Material supplied
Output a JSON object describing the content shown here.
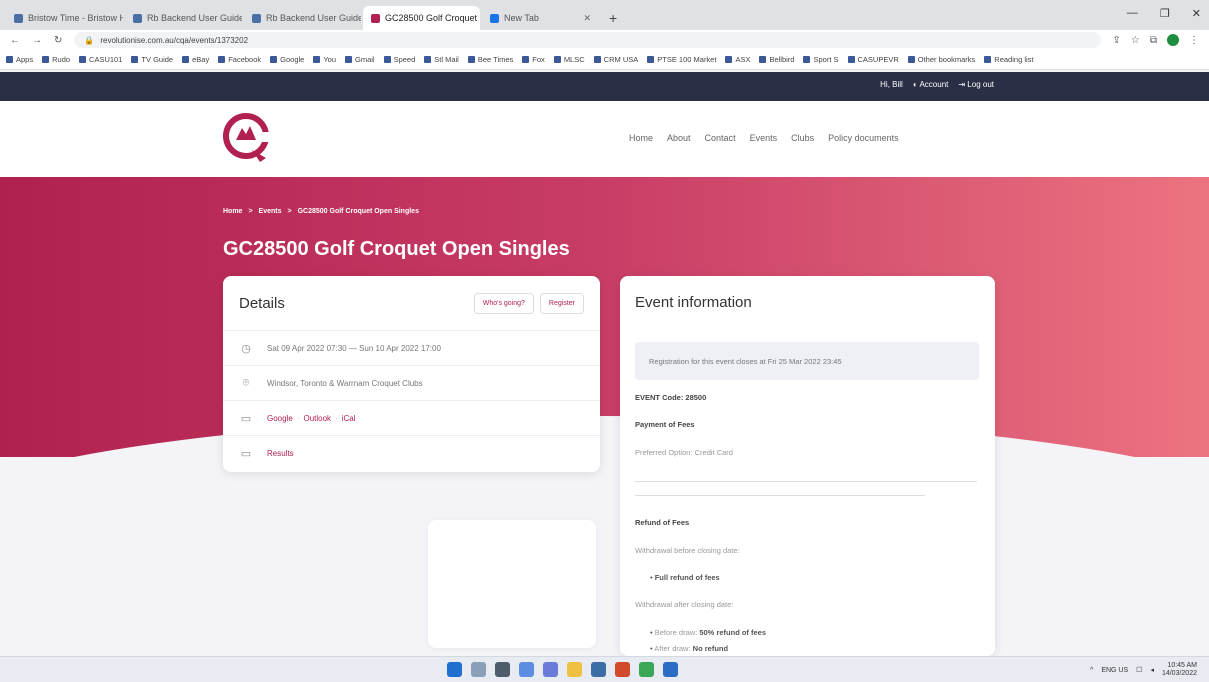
{
  "browser": {
    "tabs": [
      {
        "label": "Bristow Time - Bristow Hern...",
        "active": false
      },
      {
        "label": "Rb Backend User Guide - Croquet...",
        "active": false
      },
      {
        "label": "Rb Backend User Guide - Croquet...",
        "active": false
      },
      {
        "label": "GC28500 Golf Croquet Open Si...",
        "active": true
      },
      {
        "label": "New Tab",
        "active": false
      }
    ],
    "new_tab": "+",
    "window_controls": [
      "—",
      "❐",
      "✕"
    ],
    "url": "revolutionise.com.au/cqa/events/1373202",
    "bookmarks": [
      "Apps",
      "Rudo",
      "CASU101",
      "TV Guide",
      "eBay",
      "Facebook",
      "Google",
      "You",
      "Gmail",
      "Speed",
      "Stl Mail",
      "Bee Times",
      "Fox",
      "MLSC",
      "CRM USA",
      "PTSE 100 Market",
      "ASX",
      "Bellbird",
      "Sport S",
      "CASUPEVR",
      "Other bookmarks",
      "Reading list"
    ]
  },
  "site": {
    "topbar": {
      "greeting": "Hi, Bill",
      "account": "Account",
      "logout": "Log out"
    },
    "nav": [
      "Home",
      "About",
      "Contact",
      "Events",
      "Clubs",
      "Policy documents"
    ],
    "breadcrumb": {
      "home": "Home",
      "sep": ">",
      "events": "Events",
      "current": "GC28500 Golf Croquet Open Singles"
    },
    "title": "GC28500 Golf Croquet Open Singles",
    "details": {
      "heading": "Details",
      "whos_going": "Who's going?",
      "register": "Register",
      "dates": "Sat 09 Apr 2022 07:30 — Sun 10 Apr 2022 17:00",
      "venue": "Windsor, Toronto & Warrnam Croquet Clubs",
      "cal_google": "Google",
      "cal_outlook": "Outlook",
      "cal_ical": "iCal",
      "results": "Results"
    },
    "event_info": {
      "heading": "Event information",
      "notice": "Registration for this event closes at Fri 25 Mar 2022 23:45",
      "event_code": "EVENT Code: 28500",
      "payment_heading": "Payment of Fees",
      "payment_option": "Preferred Option: Credit Card",
      "refund_heading": "Refund of Fees",
      "before_closing": "Withdrawal before closing date:",
      "full_refund": "Full refund of fees",
      "after_closing": "Withdrawal after closing date:",
      "before_draw_label": "Before draw:",
      "before_draw_value": "50% refund of fees",
      "after_draw_label": "After draw:",
      "after_draw_value": "No refund"
    }
  },
  "taskbar": {
    "lang": "ENG US",
    "time": "10:45 AM",
    "date": "14/03/2022"
  },
  "colors": {
    "brand": "#b0214f",
    "hero_end": "#ec7380",
    "topbar": "#2a2f45"
  }
}
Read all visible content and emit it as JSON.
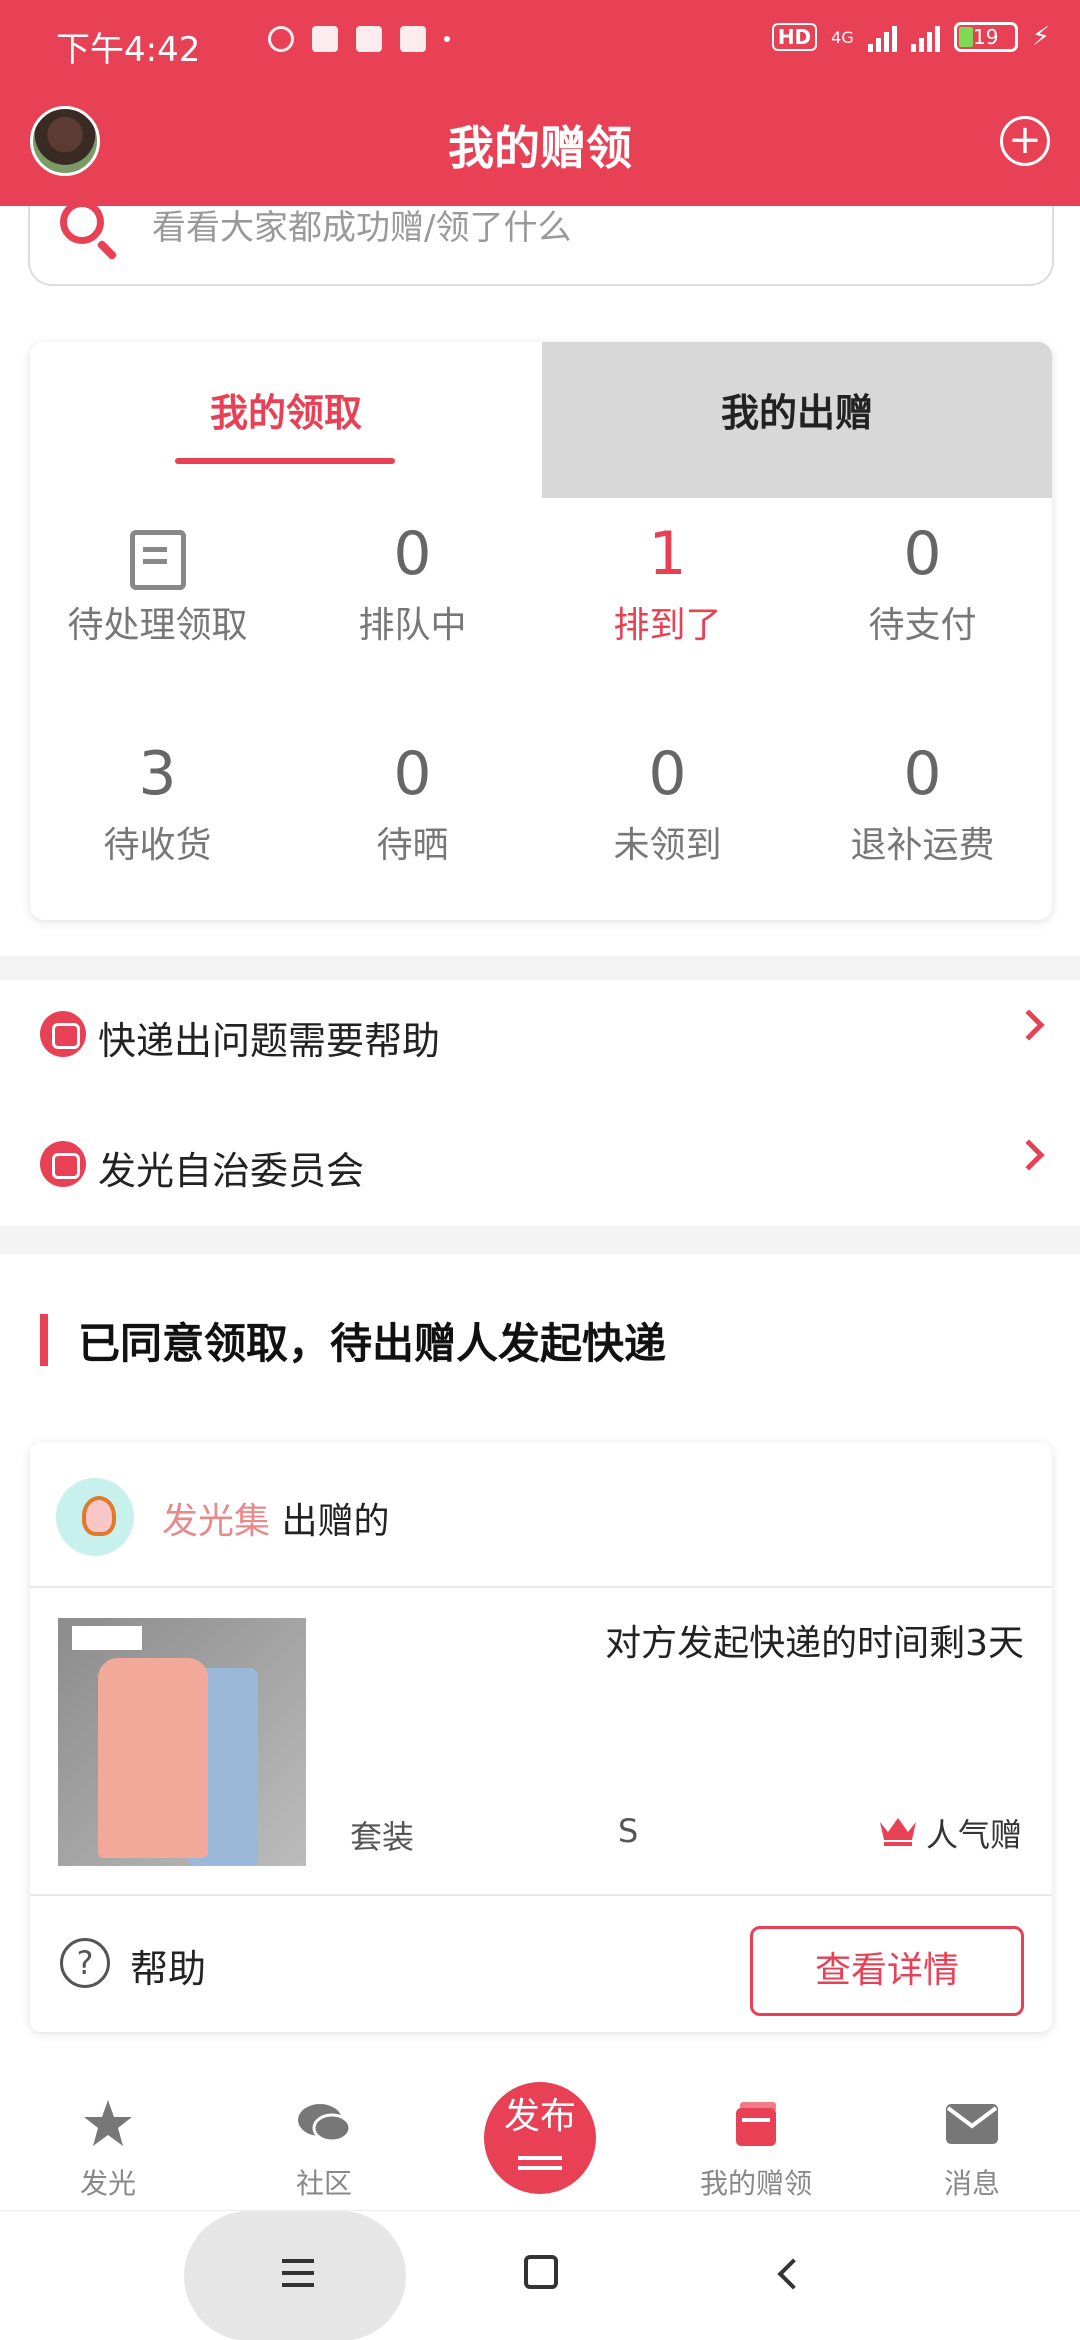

Given problem
Copy each line of the records precisely and drop any images they hold.

Exercise response
Output a JSON object describing the content shown here.
{
  "browser": {
    "tabs": [
      {
        "label": "Bristow Time - Bristow Hern...",
        "active": false
      },
      {
        "label": "Rb Backend User Guide - Croquet...",
        "active": false
      },
      {
        "label": "Rb Backend User Guide - Croquet...",
        "active": false
      },
      {
        "label": "GC28500 Golf Croquet Open Si...",
        "active": true
      },
      {
        "label": "New Tab",
        "active": false
      }
    ],
    "new_tab": "+",
    "window_controls": [
      "—",
      "❐",
      "✕"
    ],
    "url": "revolutionise.com.au/cqa/events/1373202",
    "bookmarks": [
      "Apps",
      "Rudo",
      "CASU101",
      "TV Guide",
      "eBay",
      "Facebook",
      "Google",
      "You",
      "Gmail",
      "Speed",
      "Stl Mail",
      "Bee Times",
      "Fox",
      "MLSC",
      "CRM USA",
      "PTSE 100 Market",
      "ASX",
      "Bellbird",
      "Sport S",
      "CASUPEVR",
      "Other bookmarks",
      "Reading list"
    ]
  },
  "site": {
    "topbar": {
      "greeting": "Hi, Bill",
      "account": "Account",
      "logout": "Log out"
    },
    "nav": [
      "Home",
      "About",
      "Contact",
      "Events",
      "Clubs",
      "Policy documents"
    ],
    "breadcrumb": {
      "home": "Home",
      "sep": ">",
      "events": "Events",
      "current": "GC28500 Golf Croquet Open Singles"
    },
    "title": "GC28500 Golf Croquet Open Singles",
    "details": {
      "heading": "Details",
      "whos_going": "Who's going?",
      "register": "Register",
      "dates": "Sat 09 Apr 2022 07:30 — Sun 10 Apr 2022 17:00",
      "venue": "Windsor, Toronto & Warrnam Croquet Clubs",
      "cal_google": "Google",
      "cal_outlook": "Outlook",
      "cal_ical": "iCal",
      "results": "Results"
    },
    "event_info": {
      "heading": "Event information",
      "notice": "Registration for this event closes at Fri 25 Mar 2022 23:45",
      "event_code": "EVENT Code: 28500",
      "payment_heading": "Payment of Fees",
      "payment_option": "Preferred Option: Credit Card",
      "refund_heading": "Refund of Fees",
      "before_closing": "Withdrawal before closing date:",
      "full_refund": "Full refund of fees",
      "after_closing": "Withdrawal after closing date:",
      "before_draw_label": "Before draw:",
      "before_draw_value": "50% refund of fees",
      "after_draw_label": "After draw:",
      "after_draw_value": "No refund"
    }
  },
  "taskbar": {
    "lang": "ENG US",
    "time": "10:45 AM",
    "date": "14/03/2022"
  },
  "colors": {
    "brand": "#b0214f",
    "hero_end": "#ec7380",
    "topbar": "#2a2f45"
  }
}
Read all visible content and emit it as JSON.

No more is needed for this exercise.